■ **Stated problem**
Retype each entry below exactly as it stands.

:: Records to use ::

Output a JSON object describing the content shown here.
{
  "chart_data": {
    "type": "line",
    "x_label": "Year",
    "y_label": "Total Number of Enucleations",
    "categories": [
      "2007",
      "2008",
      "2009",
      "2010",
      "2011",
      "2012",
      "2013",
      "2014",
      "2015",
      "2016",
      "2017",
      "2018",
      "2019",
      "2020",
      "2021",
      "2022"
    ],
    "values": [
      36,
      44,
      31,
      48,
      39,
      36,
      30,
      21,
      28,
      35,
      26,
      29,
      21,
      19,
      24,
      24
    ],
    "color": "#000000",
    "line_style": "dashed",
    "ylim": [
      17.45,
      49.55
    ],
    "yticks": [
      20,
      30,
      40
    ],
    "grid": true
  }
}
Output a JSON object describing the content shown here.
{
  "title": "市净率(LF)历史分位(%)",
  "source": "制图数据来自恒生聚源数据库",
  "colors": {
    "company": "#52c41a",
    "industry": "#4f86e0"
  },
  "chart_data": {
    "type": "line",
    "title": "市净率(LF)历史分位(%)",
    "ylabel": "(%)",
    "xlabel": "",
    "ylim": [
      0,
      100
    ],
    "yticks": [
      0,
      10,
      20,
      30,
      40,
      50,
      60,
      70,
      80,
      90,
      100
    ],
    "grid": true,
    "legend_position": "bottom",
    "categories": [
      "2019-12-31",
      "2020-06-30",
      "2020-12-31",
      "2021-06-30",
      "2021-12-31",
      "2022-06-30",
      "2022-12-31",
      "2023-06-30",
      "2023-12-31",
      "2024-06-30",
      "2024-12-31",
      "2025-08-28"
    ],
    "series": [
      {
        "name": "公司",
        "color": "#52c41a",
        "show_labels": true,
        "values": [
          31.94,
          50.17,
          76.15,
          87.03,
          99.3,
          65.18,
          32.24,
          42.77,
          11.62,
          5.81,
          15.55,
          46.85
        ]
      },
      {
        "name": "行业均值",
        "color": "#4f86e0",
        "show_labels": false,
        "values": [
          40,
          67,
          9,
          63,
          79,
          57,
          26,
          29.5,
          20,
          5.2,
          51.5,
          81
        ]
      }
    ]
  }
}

:::

■ **Exercise result**
Output a JSON object describing the content shown here.
{
  "chart_data": {
    "type": "line",
    "x_label": "Year",
    "y_label": "Total Number of Enucleations",
    "categories": [
      "2007",
      "2008",
      "2009",
      "2010",
      "2011",
      "2012",
      "2013",
      "2014",
      "2015",
      "2016",
      "2017",
      "2018",
      "2019",
      "2020",
      "2021",
      "2022"
    ],
    "values": [
      36,
      44,
      31,
      48,
      39,
      36,
      30,
      21,
      28,
      35,
      26,
      29,
      21,
      19,
      24,
      24
    ],
    "color": "#000000",
    "line_style": "dashed",
    "ylim": [
      17.45,
      49.55
    ],
    "yticks": [
      20,
      30,
      40
    ],
    "grid": true
  }
}
Output a JSON object describing the content shown here.
{
  "title": "市净率(LF)历史分位(%)",
  "source": "制图数据来自恒生聚源数据库",
  "colors": {
    "company": "#52c41a",
    "industry": "#4f86e0"
  },
  "chart_data": {
    "type": "line",
    "title": "市净率(LF)历史分位(%)",
    "ylabel": "(%)",
    "xlabel": "",
    "ylim": [
      0,
      100
    ],
    "yticks": [
      0,
      10,
      20,
      30,
      40,
      50,
      60,
      70,
      80,
      90,
      100
    ],
    "grid": true,
    "legend_position": "bottom",
    "categories": [
      "2019-12-31",
      "2020-06-30",
      "2020-12-31",
      "2021-06-30",
      "2021-12-31",
      "2022-06-30",
      "2022-12-31",
      "2023-06-30",
      "2023-12-31",
      "2024-06-30",
      "2024-12-31",
      "2025-08-28"
    ],
    "series": [
      {
        "name": "公司",
        "color": "#52c41a",
        "show_labels": true,
        "values": [
          31.94,
          50.17,
          76.15,
          87.03,
          99.3,
          65.18,
          32.24,
          42.77,
          11.62,
          5.81,
          15.55,
          46.85
        ]
      },
      {
        "name": "行业均值",
        "color": "#4f86e0",
        "show_labels": false,
        "values": [
          40,
          67,
          9,
          63,
          79,
          57,
          26,
          29.5,
          20,
          5.2,
          51.5,
          81
        ]
      }
    ]
  }
}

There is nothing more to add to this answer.